⟨
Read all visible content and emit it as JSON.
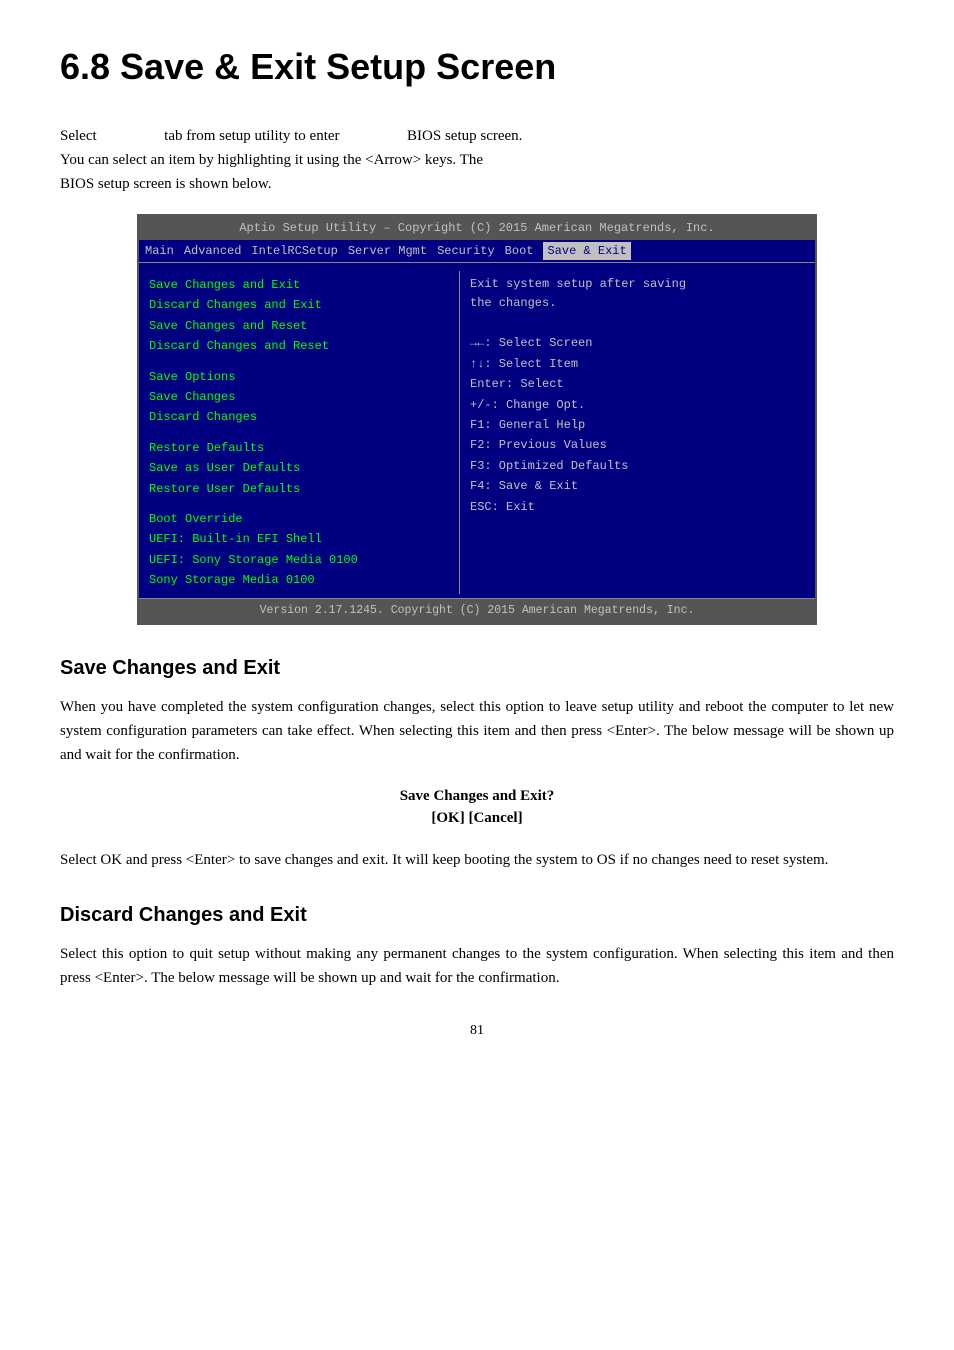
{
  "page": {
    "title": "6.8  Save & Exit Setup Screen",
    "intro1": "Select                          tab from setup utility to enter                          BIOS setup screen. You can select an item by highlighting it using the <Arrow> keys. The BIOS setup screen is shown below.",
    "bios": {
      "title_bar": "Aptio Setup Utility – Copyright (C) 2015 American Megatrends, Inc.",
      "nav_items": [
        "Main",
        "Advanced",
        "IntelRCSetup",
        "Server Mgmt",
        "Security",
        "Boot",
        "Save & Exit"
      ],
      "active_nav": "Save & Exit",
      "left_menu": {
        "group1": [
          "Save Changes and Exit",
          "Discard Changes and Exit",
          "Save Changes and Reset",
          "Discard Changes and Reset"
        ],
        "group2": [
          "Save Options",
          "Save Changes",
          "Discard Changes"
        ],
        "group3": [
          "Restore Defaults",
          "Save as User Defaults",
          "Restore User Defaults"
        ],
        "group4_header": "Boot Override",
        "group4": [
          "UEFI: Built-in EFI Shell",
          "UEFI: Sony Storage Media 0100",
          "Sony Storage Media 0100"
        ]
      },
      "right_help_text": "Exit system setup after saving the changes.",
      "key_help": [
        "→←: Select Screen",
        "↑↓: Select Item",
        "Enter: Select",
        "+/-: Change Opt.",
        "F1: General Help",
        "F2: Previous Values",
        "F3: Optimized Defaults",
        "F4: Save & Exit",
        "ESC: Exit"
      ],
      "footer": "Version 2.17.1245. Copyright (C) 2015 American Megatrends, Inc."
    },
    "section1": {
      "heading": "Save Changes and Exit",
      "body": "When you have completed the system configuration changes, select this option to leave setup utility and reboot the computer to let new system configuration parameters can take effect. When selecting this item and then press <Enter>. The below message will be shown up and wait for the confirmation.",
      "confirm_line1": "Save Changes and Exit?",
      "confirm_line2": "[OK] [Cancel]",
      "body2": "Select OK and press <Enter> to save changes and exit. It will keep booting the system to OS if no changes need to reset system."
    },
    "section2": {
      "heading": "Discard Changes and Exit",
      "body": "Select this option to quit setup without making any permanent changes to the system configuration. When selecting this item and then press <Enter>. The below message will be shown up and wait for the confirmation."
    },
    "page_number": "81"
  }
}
⟩
- Brief
Pull out every line of the entries that includes the word "this".

- Final result
      "body": "When you have completed the system configuration changes, select this option to leave setup utility and reboot the computer to let new system configuration parameters can take effect. When selecting this item and then press <Enter>. The below message will be shown up and wait for the confirmation.",
      "body": "Select this option to quit setup without making any permanent changes to the system configuration. When selecting this item and then press <Enter>. The below message will be shown up and wait for the confirmation."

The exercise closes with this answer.